All lines of the entries with "Cerebellum" in them must be listed.

Items from a dataset:

▬▬▬

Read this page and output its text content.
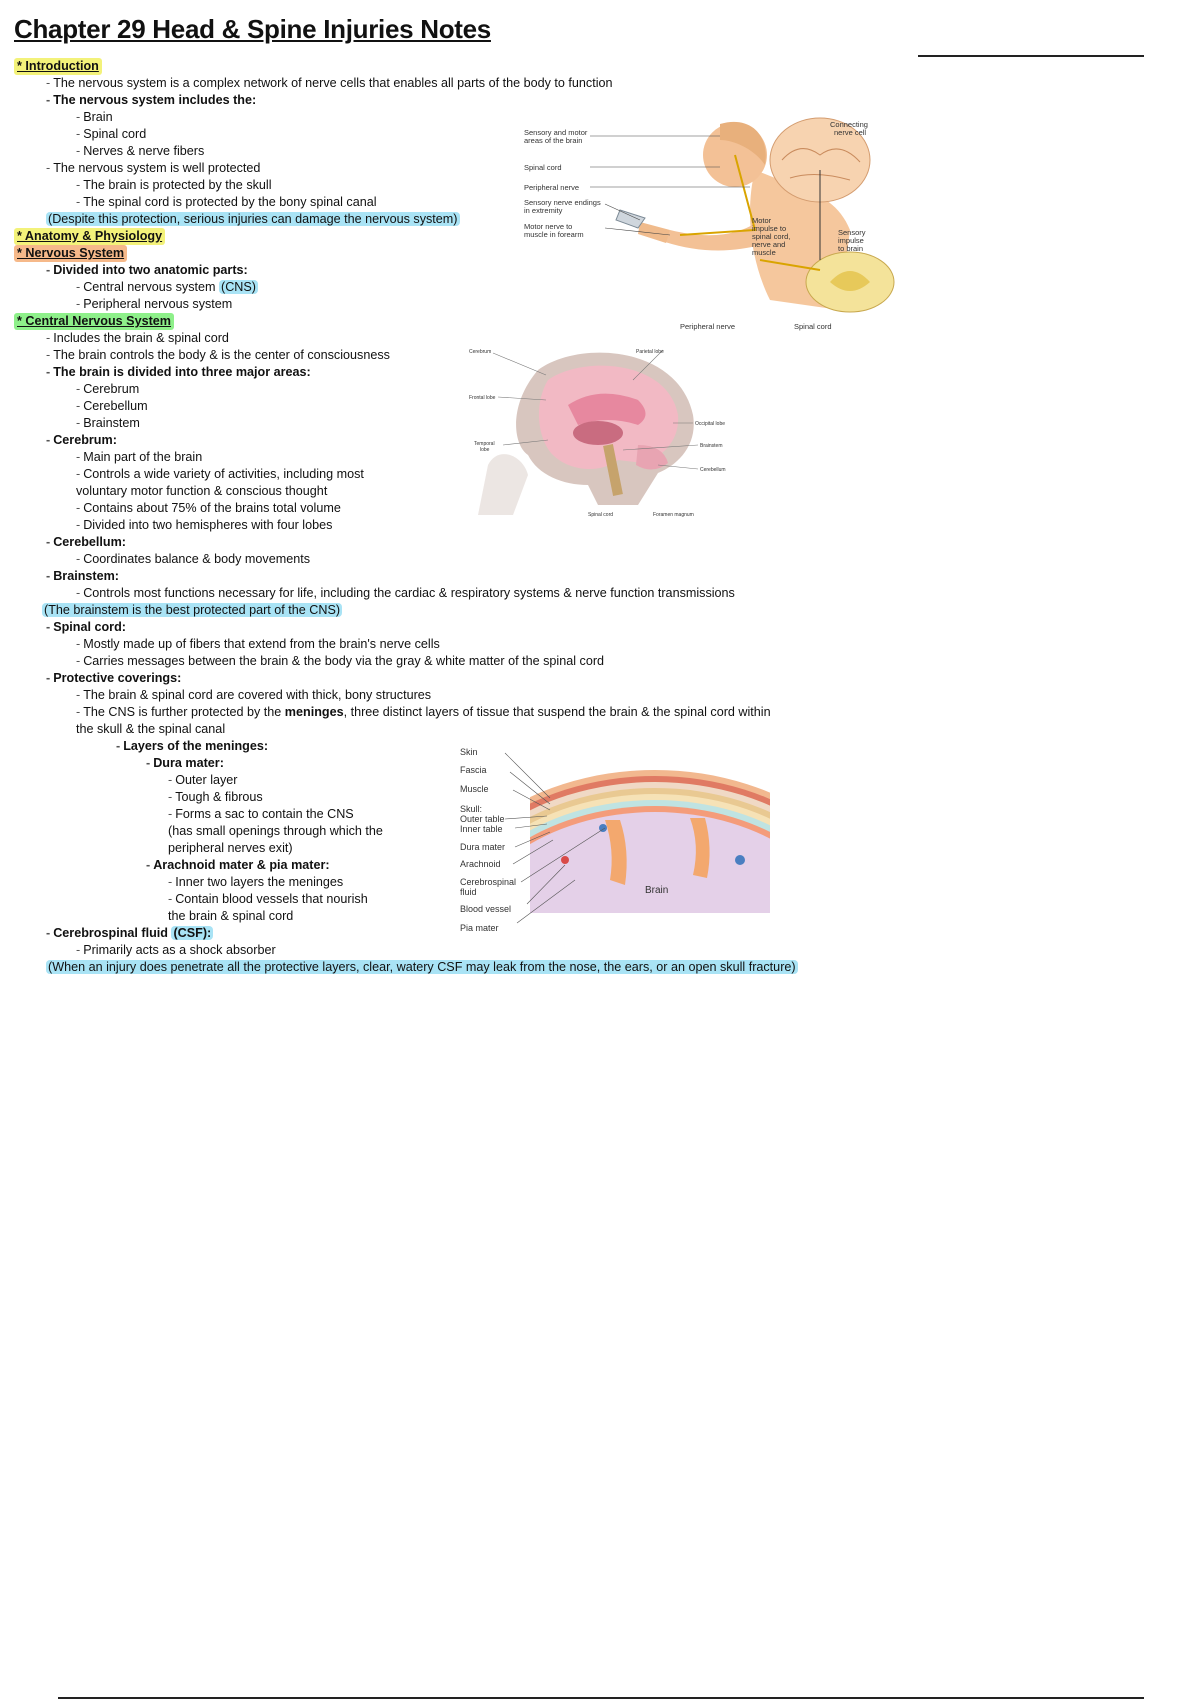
Chapter 29 Head & Spine Injuries Notes
* Introduction
- The nervous system is a complex network of nerve cells that enables all parts of the body to function
- The nervous system includes the:
- Brain
- Spinal cord
- Nerves & nerve fibers
- The nervous system is well protected
- The brain is protected by the skull
- The spinal cord is protected by the bony spinal canal
(Despite this protection, serious injuries can damage the nervous system)
* Anatomy & Physiology
* Nervous System
- Divided into two anatomic parts:
- Central nervous system (CNS)
- Peripheral nervous system
* Central Nervous System
- Includes the brain & spinal cord
- The brain controls the body & is the center of consciousness
- The brain is divided into three major areas:
- Cerebrum
- Cerebellum
- Brainstem
- Cerebrum:
- Main part of the brain
- Controls a wide variety of activities, including most
voluntary motor function & conscious thought
- Contains about 75% of the brains total volume
- Divided into two hemispheres with four lobes
- Cerebellum:
- Coordinates balance & body movements
- Brainstem:
- Controls most functions necessary for life, including the cardiac & respiratory systems & nerve function transmissions
(The brainstem is the best protected part of the CNS)
- Spinal cord:
- Mostly made up of fibers that extend from the brain's nerve cells
- Carries messages between the brain & the body via the gray & white matter of the spinal cord
- Protective coverings:
- The brain & spinal cord are covered with thick, bony structures
- The CNS is further protected by the meninges, three distinct layers of tissue that suspend the brain & the spinal cord within
the skull & the spinal canal
- Layers of the meninges:
- Dura mater:
- Outer layer
- Tough & fibrous
- Forms a sac to contain the CNS
(has small openings through which the
peripheral nerves exit)
- Arachnoid mater & pia mater:
- Inner two layers the meninges
- Contain blood vessels that nourish
the brain & spinal cord
- Cerebrospinal fluid (CSF):
- Primarily acts as a shock absorber
(When an injury does penetrate all the protective layers, clear, watery CSF may leak from the nose, the ears, or an open skull fracture)
Sensory and motor
areas of the brain
Spinal cord
Peripheral nerve
Sensory nerve endings
in extremity
Motor nerve to
muscle in forearm
Connecting
nerve cell
Motor
impulse to
spinal cord,
nerve and
muscle
Sensory
impulse
to brain
Peripheral nerve	Spinal cord
Cerebrum
Frontal lobe
Temporal
lobe
Parietal lobe
Occipital lobe
Brainstem
Cerebellum
Spinal cord	Foramen magnum
Skin
Fascia
Muscle
Skull:
Outer table
Inner table
Dura mater
Arachnoid
Cerebrospinal
fluid
Blood vessel
Pia mater
Brain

▬▬▬

Task solution >>
- Cerebellum
- Cerebellum:
Cerebellum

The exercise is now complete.